• **Aim**:
Reproduce all entries word for word.

• **Provided entries**:
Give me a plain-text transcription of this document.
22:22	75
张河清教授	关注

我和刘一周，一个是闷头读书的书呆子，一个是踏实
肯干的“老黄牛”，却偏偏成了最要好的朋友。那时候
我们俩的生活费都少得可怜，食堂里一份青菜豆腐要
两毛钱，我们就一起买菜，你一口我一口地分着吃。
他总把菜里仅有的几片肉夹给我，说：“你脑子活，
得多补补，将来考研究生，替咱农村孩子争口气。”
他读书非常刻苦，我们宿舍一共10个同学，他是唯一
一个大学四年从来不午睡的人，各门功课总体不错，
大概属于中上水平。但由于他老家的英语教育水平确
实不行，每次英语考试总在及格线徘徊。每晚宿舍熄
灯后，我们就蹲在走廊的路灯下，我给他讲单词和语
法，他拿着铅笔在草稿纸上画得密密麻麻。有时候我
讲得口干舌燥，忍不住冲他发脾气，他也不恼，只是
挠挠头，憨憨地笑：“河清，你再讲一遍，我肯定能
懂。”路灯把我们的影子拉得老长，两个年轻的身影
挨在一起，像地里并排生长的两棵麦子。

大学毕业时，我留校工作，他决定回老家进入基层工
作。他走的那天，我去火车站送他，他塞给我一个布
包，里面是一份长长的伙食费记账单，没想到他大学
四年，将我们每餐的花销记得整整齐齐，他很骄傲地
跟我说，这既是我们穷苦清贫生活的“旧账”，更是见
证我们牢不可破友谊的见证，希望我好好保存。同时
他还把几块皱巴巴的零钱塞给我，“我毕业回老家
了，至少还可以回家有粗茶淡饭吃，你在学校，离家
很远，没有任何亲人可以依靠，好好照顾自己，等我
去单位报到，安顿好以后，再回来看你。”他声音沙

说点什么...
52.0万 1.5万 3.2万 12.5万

• **Exercise result**:
Give me a plain-text transcription of this document.
22:22	75
张河清教授	关注

我和刘一周，一个是闷头读书的书呆子，一个是踏实
肯干的“老黄牛”，却偏偏成了最要好的朋友。那时候
我们俩的生活费都少得可怜，食堂里一份青菜豆腐要
两毛钱，我们就一起买菜，你一口我一口地分着吃。
他总把菜里仅有的几片肉夹给我，说：“你脑子活，
得多补补，将来考研究生，替咱农村孩子争口气。”
他读书非常刻苦，我们宿舍一共10个同学，他是唯一
一个大学四年从来不午睡的人，各门功课总体不错，
大概属于中上水平。但由于他老家的英语教育水平确
实不行，每次英语考试总在及格线徘徊。每晚宿舍熄
灯后，我们就蹲在走廊的路灯下，我给他讲单词和语
法，他拿着铅笔在草稿纸上画得密密麻麻。有时候我
讲得口干舌燥，忍不住冲他发脾气，他也不恼，只是
挠挠头，憨憨地笑：“河清，你再讲一遍，我肯定能
懂。”路灯把我们的影子拉得老长，两个年轻的身影
挨在一起，像地里并排生长的两棵麦子。

大学毕业时，我留校工作，他决定回老家进入基层工
作。他走的那天，我去火车站送他，他塞给我一个布
包，里面是一份长长的伙食费记账单，没想到他大学
四年，将我们每餐的花销记得整整齐齐，他很骄傲地
跟我说，这既是我们穷苦清贫生活的“旧账”，更是见
证我们牢不可破友谊的见证，希望我好好保存。同时
他还把几块皱巴巴的零钱塞给我，“我毕业回老家
了，至少还可以回家有粗茶淡饭吃，你在学校，离家
很远，没有任何亲人可以依靠，好好照顾自己，等我
去单位报到，安顿好以后，再回来看你。”他声音沙

说点什么...
52.0万 1.5万 3.2万 12.5万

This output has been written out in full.